— Job —
Set each record down exactly, excluding all images.

— Entries from a visual dataset —
_ _ _

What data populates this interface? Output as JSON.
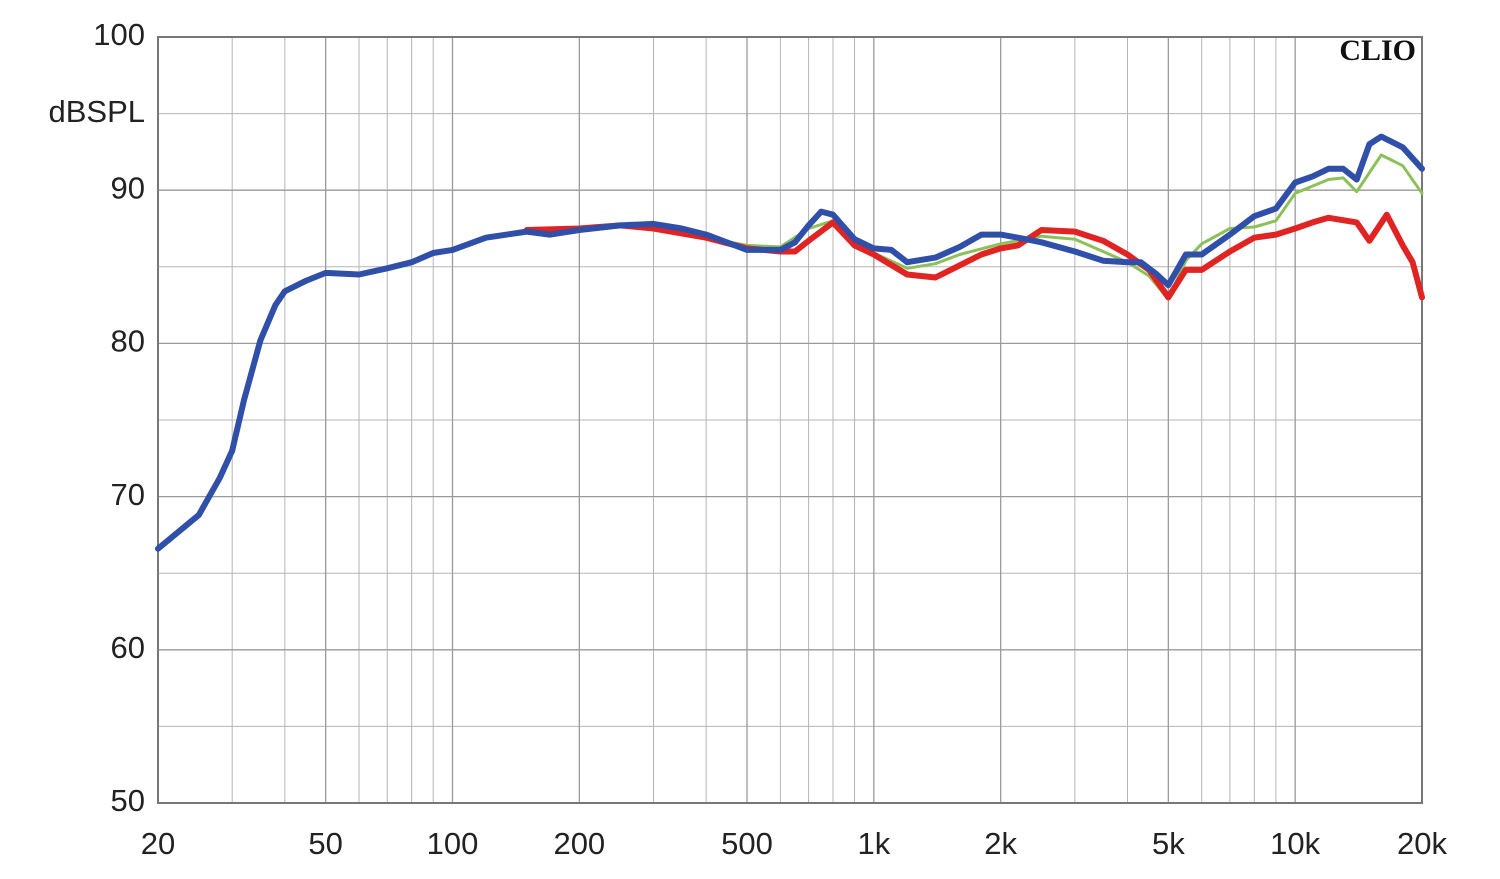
{
  "chart_data": {
    "type": "line",
    "y_label": "dBSPL",
    "watermark": "CLIO",
    "xscale": "log",
    "grid": true,
    "xlim": [
      20,
      20000
    ],
    "ylim": [
      50,
      100
    ],
    "xticks": [
      20,
      50,
      100,
      200,
      500,
      {
        "value": 1000,
        "label": "1k"
      },
      {
        "value": 2000,
        "label": "2k"
      },
      {
        "value": 5000,
        "label": "5k"
      },
      {
        "value": 10000,
        "label": "10k"
      },
      {
        "value": 20000,
        "label": "20k"
      }
    ],
    "yticks": [
      50,
      60,
      70,
      80,
      90,
      100
    ],
    "minor_xticks": [
      30,
      40,
      60,
      70,
      80,
      90,
      300,
      400,
      600,
      700,
      800,
      900,
      3000,
      4000,
      6000,
      7000,
      8000,
      9000
    ],
    "minor_yticks": [
      55,
      65,
      75,
      85,
      95
    ],
    "series": [
      {
        "color": "#8cc15a",
        "width": 3,
        "x": [
          150,
          200,
          250,
          300,
          400,
          500,
          600,
          700,
          800,
          900,
          1000,
          1200,
          1400,
          1600,
          2000,
          2500,
          3000,
          3500,
          4000,
          4500,
          5000,
          5500,
          6000,
          7000,
          8000,
          9000,
          10000,
          12000,
          13000,
          14000,
          16000,
          18000,
          20000
        ],
        "values": [
          87.3,
          87.4,
          87.7,
          87.8,
          86.9,
          86.4,
          86.3,
          87.5,
          88.0,
          86.5,
          85.9,
          84.9,
          85.2,
          85.8,
          86.5,
          87.0,
          86.8,
          86.0,
          85.3,
          84.4,
          82.9,
          85.4,
          86.5,
          87.5,
          87.6,
          88.0,
          89.8,
          90.7,
          90.8,
          89.9,
          92.3,
          91.6,
          89.8
        ]
      },
      {
        "color": "#e02424",
        "width": 6,
        "x": [
          150,
          200,
          250,
          300,
          400,
          500,
          600,
          650,
          700,
          800,
          900,
          1000,
          1200,
          1400,
          1600,
          1800,
          2000,
          2200,
          2500,
          3000,
          3500,
          4000,
          4500,
          5000,
          5500,
          6000,
          7000,
          8000,
          9000,
          10000,
          11000,
          12000,
          14000,
          15000,
          16500,
          18000,
          19000,
          20000
        ],
        "values": [
          87.4,
          87.5,
          87.7,
          87.5,
          86.9,
          86.2,
          86.0,
          86.0,
          86.7,
          87.9,
          86.4,
          85.8,
          84.5,
          84.3,
          85.1,
          85.8,
          86.2,
          86.4,
          87.4,
          87.3,
          86.7,
          85.8,
          84.8,
          83.0,
          84.8,
          84.8,
          86.0,
          86.9,
          87.1,
          87.5,
          87.9,
          88.2,
          87.9,
          86.7,
          88.4,
          86.4,
          85.3,
          83.0
        ]
      },
      {
        "color": "#2f4fa8",
        "width": 6,
        "x": [
          20,
          25,
          28,
          30,
          32,
          35,
          38,
          40,
          45,
          50,
          60,
          70,
          80,
          90,
          100,
          120,
          150,
          170,
          200,
          250,
          300,
          350,
          400,
          500,
          600,
          650,
          700,
          750,
          800,
          900,
          1000,
          1100,
          1200,
          1400,
          1600,
          1800,
          2000,
          2200,
          2500,
          3000,
          3500,
          4000,
          4300,
          4700,
          5000,
          5500,
          6000,
          7000,
          8000,
          9000,
          10000,
          11000,
          12000,
          13000,
          14000,
          15000,
          16000,
          18000,
          20000
        ],
        "values": [
          66.6,
          68.8,
          71.2,
          73.0,
          76.3,
          80.2,
          82.5,
          83.4,
          84.1,
          84.6,
          84.5,
          84.9,
          85.3,
          85.9,
          86.1,
          86.9,
          87.3,
          87.1,
          87.4,
          87.7,
          87.8,
          87.5,
          87.1,
          86.1,
          86.1,
          86.6,
          87.7,
          88.6,
          88.4,
          86.8,
          86.2,
          86.1,
          85.3,
          85.6,
          86.3,
          87.1,
          87.1,
          86.9,
          86.6,
          86.0,
          85.4,
          85.3,
          85.3,
          84.5,
          83.8,
          85.8,
          85.8,
          87.1,
          88.3,
          88.8,
          90.5,
          90.9,
          91.4,
          91.4,
          90.7,
          93.0,
          93.5,
          92.8,
          91.4
        ]
      }
    ]
  }
}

_ _ _

— Answer to the exercise —
What data populates this interface? Output as JSON.
{
  "chart_data": {
    "type": "line",
    "y_label": "dBSPL",
    "watermark": "CLIO",
    "xscale": "log",
    "grid": true,
    "xlim": [
      20,
      20000
    ],
    "ylim": [
      50,
      100
    ],
    "xticks": [
      20,
      50,
      100,
      200,
      500,
      {
        "value": 1000,
        "label": "1k"
      },
      {
        "value": 2000,
        "label": "2k"
      },
      {
        "value": 5000,
        "label": "5k"
      },
      {
        "value": 10000,
        "label": "10k"
      },
      {
        "value": 20000,
        "label": "20k"
      }
    ],
    "yticks": [
      50,
      60,
      70,
      80,
      90,
      100
    ],
    "minor_xticks": [
      30,
      40,
      60,
      70,
      80,
      90,
      300,
      400,
      600,
      700,
      800,
      900,
      3000,
      4000,
      6000,
      7000,
      8000,
      9000
    ],
    "minor_yticks": [
      55,
      65,
      75,
      85,
      95
    ],
    "series": [
      {
        "color": "#8cc15a",
        "width": 3,
        "x": [
          150,
          200,
          250,
          300,
          400,
          500,
          600,
          700,
          800,
          900,
          1000,
          1200,
          1400,
          1600,
          2000,
          2500,
          3000,
          3500,
          4000,
          4500,
          5000,
          5500,
          6000,
          7000,
          8000,
          9000,
          10000,
          12000,
          13000,
          14000,
          16000,
          18000,
          20000
        ],
        "values": [
          87.3,
          87.4,
          87.7,
          87.8,
          86.9,
          86.4,
          86.3,
          87.5,
          88.0,
          86.5,
          85.9,
          84.9,
          85.2,
          85.8,
          86.5,
          87.0,
          86.8,
          86.0,
          85.3,
          84.4,
          82.9,
          85.4,
          86.5,
          87.5,
          87.6,
          88.0,
          89.8,
          90.7,
          90.8,
          89.9,
          92.3,
          91.6,
          89.8
        ]
      },
      {
        "color": "#e02424",
        "width": 6,
        "x": [
          150,
          200,
          250,
          300,
          400,
          500,
          600,
          650,
          700,
          800,
          900,
          1000,
          1200,
          1400,
          1600,
          1800,
          2000,
          2200,
          2500,
          3000,
          3500,
          4000,
          4500,
          5000,
          5500,
          6000,
          7000,
          8000,
          9000,
          10000,
          11000,
          12000,
          14000,
          15000,
          16500,
          18000,
          19000,
          20000
        ],
        "values": [
          87.4,
          87.5,
          87.7,
          87.5,
          86.9,
          86.2,
          86.0,
          86.0,
          86.7,
          87.9,
          86.4,
          85.8,
          84.5,
          84.3,
          85.1,
          85.8,
          86.2,
          86.4,
          87.4,
          87.3,
          86.7,
          85.8,
          84.8,
          83.0,
          84.8,
          84.8,
          86.0,
          86.9,
          87.1,
          87.5,
          87.9,
          88.2,
          87.9,
          86.7,
          88.4,
          86.4,
          85.3,
          83.0
        ]
      },
      {
        "color": "#2f4fa8",
        "width": 6,
        "x": [
          20,
          25,
          28,
          30,
          32,
          35,
          38,
          40,
          45,
          50,
          60,
          70,
          80,
          90,
          100,
          120,
          150,
          170,
          200,
          250,
          300,
          350,
          400,
          500,
          600,
          650,
          700,
          750,
          800,
          900,
          1000,
          1100,
          1200,
          1400,
          1600,
          1800,
          2000,
          2200,
          2500,
          3000,
          3500,
          4000,
          4300,
          4700,
          5000,
          5500,
          6000,
          7000,
          8000,
          9000,
          10000,
          11000,
          12000,
          13000,
          14000,
          15000,
          16000,
          18000,
          20000
        ],
        "values": [
          66.6,
          68.8,
          71.2,
          73.0,
          76.3,
          80.2,
          82.5,
          83.4,
          84.1,
          84.6,
          84.5,
          84.9,
          85.3,
          85.9,
          86.1,
          86.9,
          87.3,
          87.1,
          87.4,
          87.7,
          87.8,
          87.5,
          87.1,
          86.1,
          86.1,
          86.6,
          87.7,
          88.6,
          88.4,
          86.8,
          86.2,
          86.1,
          85.3,
          85.6,
          86.3,
          87.1,
          87.1,
          86.9,
          86.6,
          86.0,
          85.4,
          85.3,
          85.3,
          84.5,
          83.8,
          85.8,
          85.8,
          87.1,
          88.3,
          88.8,
          90.5,
          90.9,
          91.4,
          91.4,
          90.7,
          93.0,
          93.5,
          92.8,
          91.4
        ]
      }
    ]
  }
}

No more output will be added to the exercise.